- Aim
Without including any images, reproduce each entry exactly.

- Supplied material

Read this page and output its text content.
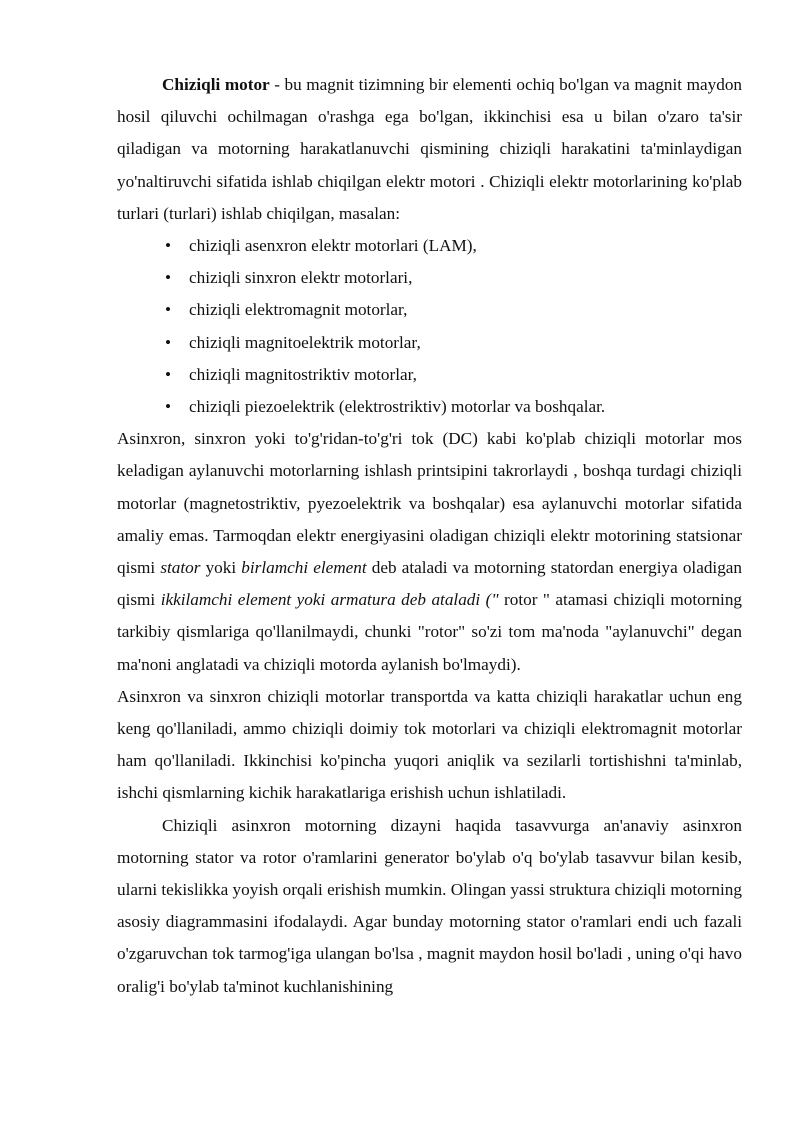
Chiziqli motor - bu magnit tizimning bir elementi ochiq bo'lgan va magnit maydon hosil qiluvchi ochilmagan o'rashga ega bo'lgan, ikkinchisi esa u bilan o'zaro ta'sir qiladigan va motorning harakatlanuvchi qismining chiziqli harakatini ta'minlaydigan yo'naltiruvchi sifatida ishlab chiqilgan elektr motori . Chiziqli elektr motorlarining ko'plab turlari (turlari) ishlab chiqilgan, masalan:

• chiziqli asenxron elektr motorlari (LAM),
• chiziqli sinxron elektr motorlari,
• chiziqli elektromagnit motorlar,
• chiziqli magnitoelektrik motorlar,
• chiziqli magnitostriktiv motorlar,
• chiziqli piezoelektrik (elektrostriktiv) motorlar va boshqalar.

Asinxron, sinxron yoki to'g'ridan-to'g'ri tok (DC) kabi ko'plab chiziqli motorlar mos keladigan aylanuvchi motorlarning ishlash printsipini takrorlaydi , boshqa turdagi chiziqli motorlar (magnetostriktiv, pyezoelektrik va boshqalar) esa aylanuvchi motorlar sifatida amaliy emas. Tarmoqdan elektr energiyasini oladigan chiziqli elektr motorining statsionar qismi stator yoki birlamchi element deb ataladi va motorning statordan energiya oladigan qismi ikkilamchi element yoki armatura deb ataladi (" rotor " atamasi chiziqli motorning tarkibiy qismlariga qo'llanilmaydi, chunki "rotor" so'zi tom ma'noda "aylanuvchi" degan ma'noni anglatadi va chiziqli motorda aylanish bo'lmaydi).

Asinxron va sinxron chiziqli motorlar transportda va katta chiziqli harakatlar uchun eng keng qo'llaniladi, ammo chiziqli doimiy tok motorlari va chiziqli elektromagnit motorlar ham qo'llaniladi. Ikkinchisi ko'pincha yuqori aniqlik va sezilarli tortishishni ta'minlab, ishchi qismlarning kichik harakatlariga erishish uchun ishlatiladi.

Chiziqli asinxron motorning dizayni haqida tasavvurga an'anaviy asinxron motorning stator va rotor o'ramlarini generator bo'ylab o'q bo'ylab tasavvur bilan kesib, ularni tekislikka yoyish orqali erishish mumkin. Olingan yassi struktura chiziqli motorning asosiy diagrammasini ifodalaydi. Agar bunday motorning stator o'ramlari endi uch fazali o'zgaruvchan tok tarmog'iga ulangan bo'lsa , magnit maydon hosil bo'ladi , uning o'qi havo oralig'i bo'ylab ta'minot kuchlanishining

- Finished answer
Read this page and output its text content.
Chiziqli motor - bu magnit tizimning bir elementi ochiq bo'lgan va magnit maydon hosil qiluvchi ochilmagan o'rashga ega bo'lgan, ikkinchisi esa u bilan o'zaro ta'sir qiladigan va motorning harakatlanuvchi qismining chiziqli harakatini ta'minlaydigan yo'naltiruvchi sifatida ishlab chiqilgan elektr motori . Chiziqli elektr motorlarining ko'plab turlari (turlari) ishlab chiqilgan, masalan:

• chiziqli asenxron elektr motorlari (LAM),
• chiziqli sinxron elektr motorlari,
• chiziqli elektromagnit motorlar,
• chiziqli magnitoelektrik motorlar,
• chiziqli magnitostriktiv motorlar,
• chiziqli piezoelektrik (elektrostriktiv) motorlar va boshqalar.

Asinxron, sinxron yoki to'g'ridan-to'g'ri tok (DC) kabi ko'plab chiziqli motorlar mos keladigan aylanuvchi motorlarning ishlash printsipini takrorlaydi , boshqa turdagi chiziqli motorlar (magnetostriktiv, pyezoelektrik va boshqalar) esa aylanuvchi motorlar sifatida amaliy emas. Tarmoqdan elektr energiyasini oladigan chiziqli elektr motorining statsionar qismi stator yoki birlamchi element deb ataladi va motorning statordan energiya oladigan qismi ikkilamchi element yoki armatura deb ataladi (" rotor " atamasi chiziqli motorning tarkibiy qismlariga qo'llanilmaydi, chunki "rotor" so'zi tom ma'noda "aylanuvchi" degan ma'noni anglatadi va chiziqli motorda aylanish bo'lmaydi).

Asinxron va sinxron chiziqli motorlar transportda va katta chiziqli harakatlar uchun eng keng qo'llaniladi, ammo chiziqli doimiy tok motorlari va chiziqli elektromagnit motorlar ham qo'llaniladi. Ikkinchisi ko'pincha yuqori aniqlik va sezilarli tortishishni ta'minlab, ishchi qismlarning kichik harakatlariga erishish uchun ishlatiladi.

Chiziqli asinxron motorning dizayni haqida tasavvurga an'anaviy asinxron motorning stator va rotor o'ramlarini generator bo'ylab o'q bo'ylab tasavvur bilan kesib, ularni tekislikka yoyish orqali erishish mumkin. Olingan yassi struktura chiziqli motorning asosiy diagrammasini ifodalaydi. Agar bunday motorning stator o'ramlari endi uch fazali o'zgaruvchan tok tarmog'iga ulangan bo'lsa , magnit maydon hosil bo'ladi , uning o'qi havo oralig'i bo'ylab ta'minot kuchlanishining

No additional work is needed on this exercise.